* _Task statement_:
Lift out all lines below that contain "text".

* _Data rows_:

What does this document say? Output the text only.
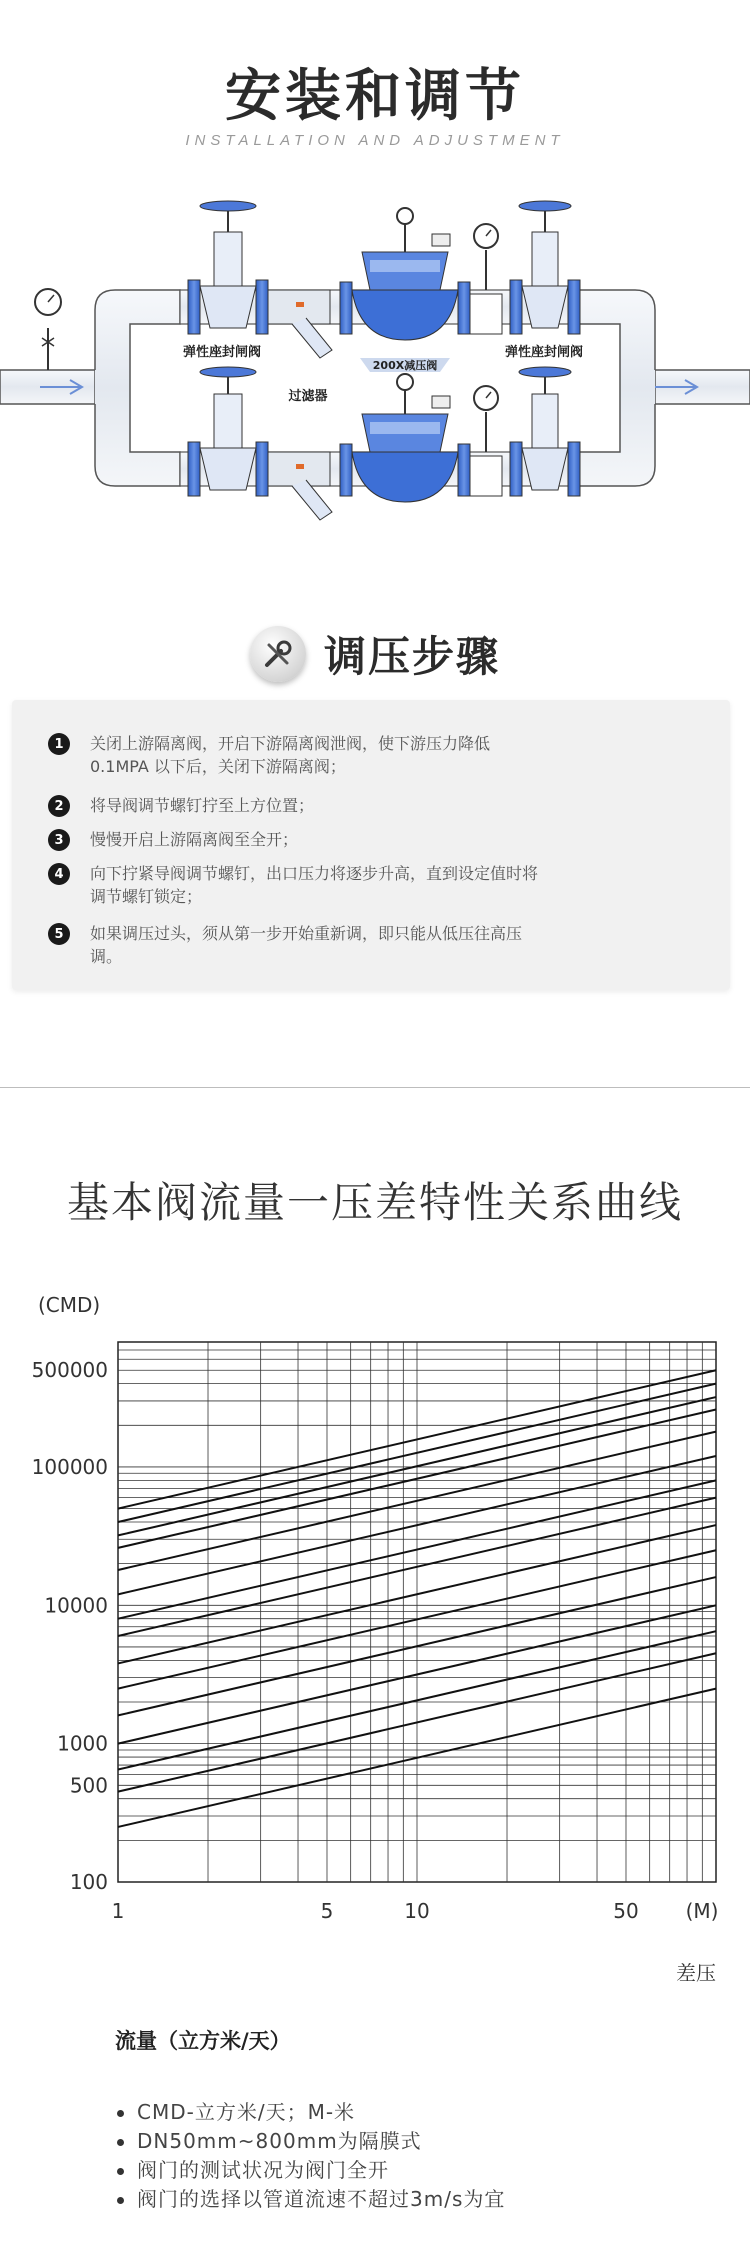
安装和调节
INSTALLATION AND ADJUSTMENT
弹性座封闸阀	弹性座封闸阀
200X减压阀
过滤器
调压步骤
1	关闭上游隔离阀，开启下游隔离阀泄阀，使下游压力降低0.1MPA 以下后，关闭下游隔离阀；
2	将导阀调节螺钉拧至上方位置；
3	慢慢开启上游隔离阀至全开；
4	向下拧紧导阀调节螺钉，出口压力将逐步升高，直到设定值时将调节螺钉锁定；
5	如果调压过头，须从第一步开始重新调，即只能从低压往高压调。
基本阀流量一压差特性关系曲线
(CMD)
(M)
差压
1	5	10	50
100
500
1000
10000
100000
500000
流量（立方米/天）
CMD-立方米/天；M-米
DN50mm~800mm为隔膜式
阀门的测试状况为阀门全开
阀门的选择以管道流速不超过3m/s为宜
...
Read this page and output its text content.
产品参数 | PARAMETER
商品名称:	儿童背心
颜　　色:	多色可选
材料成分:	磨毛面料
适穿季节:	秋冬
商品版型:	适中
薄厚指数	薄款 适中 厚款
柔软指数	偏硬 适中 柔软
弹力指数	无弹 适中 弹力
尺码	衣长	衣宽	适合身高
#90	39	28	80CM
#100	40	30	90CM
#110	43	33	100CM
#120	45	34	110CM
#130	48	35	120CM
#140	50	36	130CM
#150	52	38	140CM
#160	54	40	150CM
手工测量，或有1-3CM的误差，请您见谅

* _Answer to the exercise_:
What does this document say? Output the text only.
Read this page and output its text content.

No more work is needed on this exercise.